(OBJECTIVE) Rewrite the entries from the first line through the line containing "segment-insertion-magenta: u [253,624,264,646]" as a JSON list of strings with one string per line, omitting any blank lines.
━━━ DATA SHOWN ━━━
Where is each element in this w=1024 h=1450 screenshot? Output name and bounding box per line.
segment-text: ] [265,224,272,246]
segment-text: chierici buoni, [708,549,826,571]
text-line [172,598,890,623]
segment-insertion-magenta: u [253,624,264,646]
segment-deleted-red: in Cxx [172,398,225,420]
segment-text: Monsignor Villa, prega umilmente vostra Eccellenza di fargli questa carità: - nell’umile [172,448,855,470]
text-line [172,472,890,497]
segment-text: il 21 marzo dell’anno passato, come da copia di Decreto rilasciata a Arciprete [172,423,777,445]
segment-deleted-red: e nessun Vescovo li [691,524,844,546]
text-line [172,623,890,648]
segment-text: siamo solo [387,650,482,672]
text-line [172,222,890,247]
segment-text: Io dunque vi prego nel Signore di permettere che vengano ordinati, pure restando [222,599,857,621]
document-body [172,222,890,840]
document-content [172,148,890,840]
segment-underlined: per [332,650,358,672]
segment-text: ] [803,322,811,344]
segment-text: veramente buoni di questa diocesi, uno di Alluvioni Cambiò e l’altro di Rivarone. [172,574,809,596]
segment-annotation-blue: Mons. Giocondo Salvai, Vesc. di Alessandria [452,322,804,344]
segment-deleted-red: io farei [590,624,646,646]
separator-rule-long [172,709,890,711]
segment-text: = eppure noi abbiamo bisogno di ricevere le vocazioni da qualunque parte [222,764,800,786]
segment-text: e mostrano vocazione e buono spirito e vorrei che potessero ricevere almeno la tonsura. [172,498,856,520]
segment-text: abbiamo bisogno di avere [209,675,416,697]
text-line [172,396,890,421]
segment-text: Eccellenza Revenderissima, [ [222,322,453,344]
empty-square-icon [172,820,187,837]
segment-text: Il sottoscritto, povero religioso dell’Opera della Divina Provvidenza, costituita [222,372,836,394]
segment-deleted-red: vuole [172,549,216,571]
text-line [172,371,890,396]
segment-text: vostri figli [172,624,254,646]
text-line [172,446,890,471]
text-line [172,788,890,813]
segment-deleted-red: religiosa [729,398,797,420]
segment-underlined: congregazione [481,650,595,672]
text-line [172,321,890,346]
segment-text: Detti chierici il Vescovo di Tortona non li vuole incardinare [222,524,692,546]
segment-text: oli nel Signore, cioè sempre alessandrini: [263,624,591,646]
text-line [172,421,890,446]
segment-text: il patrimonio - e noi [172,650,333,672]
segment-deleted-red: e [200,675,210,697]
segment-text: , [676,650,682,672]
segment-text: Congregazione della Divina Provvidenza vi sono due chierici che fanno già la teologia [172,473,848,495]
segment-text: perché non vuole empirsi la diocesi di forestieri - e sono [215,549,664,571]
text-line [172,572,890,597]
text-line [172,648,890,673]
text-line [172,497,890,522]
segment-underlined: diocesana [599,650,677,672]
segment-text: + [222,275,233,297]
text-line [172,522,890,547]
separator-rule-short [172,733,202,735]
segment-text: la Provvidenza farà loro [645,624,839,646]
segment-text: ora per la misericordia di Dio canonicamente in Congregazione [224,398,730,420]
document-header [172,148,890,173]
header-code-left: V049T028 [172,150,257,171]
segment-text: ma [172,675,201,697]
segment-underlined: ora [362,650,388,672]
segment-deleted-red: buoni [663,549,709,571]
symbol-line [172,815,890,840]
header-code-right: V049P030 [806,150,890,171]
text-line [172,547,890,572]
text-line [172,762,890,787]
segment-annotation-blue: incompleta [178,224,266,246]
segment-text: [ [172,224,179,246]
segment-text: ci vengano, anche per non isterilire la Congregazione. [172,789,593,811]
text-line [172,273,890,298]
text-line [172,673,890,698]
━━━
(RESULT FOR THIS TASK)
[
  "Where is each element in this w=1024 h=1450 screenshot? Output name and bounding box per line.",
  "segment-text: ] [265,224,272,246]",
  "segment-text: chierici buoni, [708,549,826,571]",
  "text-line [172,598,890,623]",
  "segment-insertion-magenta: u [253,624,264,646]"
]